Element and region listings:
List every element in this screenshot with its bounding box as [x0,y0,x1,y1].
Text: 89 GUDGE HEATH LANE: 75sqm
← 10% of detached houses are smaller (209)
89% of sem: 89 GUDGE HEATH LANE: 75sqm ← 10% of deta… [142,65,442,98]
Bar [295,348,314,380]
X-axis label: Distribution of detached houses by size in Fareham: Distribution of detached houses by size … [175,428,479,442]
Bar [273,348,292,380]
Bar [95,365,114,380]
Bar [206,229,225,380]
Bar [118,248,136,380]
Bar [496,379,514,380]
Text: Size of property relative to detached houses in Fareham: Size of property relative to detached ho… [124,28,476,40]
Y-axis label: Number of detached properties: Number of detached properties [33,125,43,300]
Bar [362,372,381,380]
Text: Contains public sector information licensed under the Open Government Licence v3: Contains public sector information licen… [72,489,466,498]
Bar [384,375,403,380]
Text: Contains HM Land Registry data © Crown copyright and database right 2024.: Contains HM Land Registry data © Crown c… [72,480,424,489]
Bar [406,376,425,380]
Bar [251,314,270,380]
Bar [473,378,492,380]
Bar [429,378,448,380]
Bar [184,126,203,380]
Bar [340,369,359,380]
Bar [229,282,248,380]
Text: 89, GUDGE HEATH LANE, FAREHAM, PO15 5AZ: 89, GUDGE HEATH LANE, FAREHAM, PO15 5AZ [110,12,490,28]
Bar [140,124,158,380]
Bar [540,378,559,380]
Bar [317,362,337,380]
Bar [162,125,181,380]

### Given problem:
Reproduce the data above with every instance of "Bar" replaced by "Column", leaving all other text unchanged.

### Reply to the exercise:
List every element in this screenshot with its bounding box as [x0,y0,x1,y1].
Text: 89 GUDGE HEATH LANE: 75sqm
← 10% of detached houses are smaller (209)
89% of sem: 89 GUDGE HEATH LANE: 75sqm ← 10% of deta… [142,65,442,98]
Column [295,348,314,380]
X-axis label: Distribution of detached houses by size in Fareham: Distribution of detached houses by size … [175,428,479,442]
Column [273,348,292,380]
Column [95,365,114,380]
Column [206,229,225,380]
Column [118,248,136,380]
Column [496,379,514,380]
Text: Size of property relative to detached houses in Fareham: Size of property relative to detached ho… [124,28,476,40]
Y-axis label: Number of detached properties: Number of detached properties [33,125,43,300]
Column [362,372,381,380]
Text: Contains public sector information licensed under the Open Government Licence v3: Contains public sector information licen… [72,489,466,498]
Column [384,375,403,380]
Text: Contains HM Land Registry data © Crown copyright and database right 2024.: Contains HM Land Registry data © Crown c… [72,480,424,489]
Column [406,376,425,380]
Column [251,314,270,380]
Column [473,378,492,380]
Column [429,378,448,380]
Column [184,126,203,380]
Column [340,369,359,380]
Column [229,282,248,380]
Text: 89, GUDGE HEATH LANE, FAREHAM, PO15 5AZ: 89, GUDGE HEATH LANE, FAREHAM, PO15 5AZ [110,12,490,28]
Column [140,124,158,380]
Column [540,378,559,380]
Column [317,362,337,380]
Column [162,125,181,380]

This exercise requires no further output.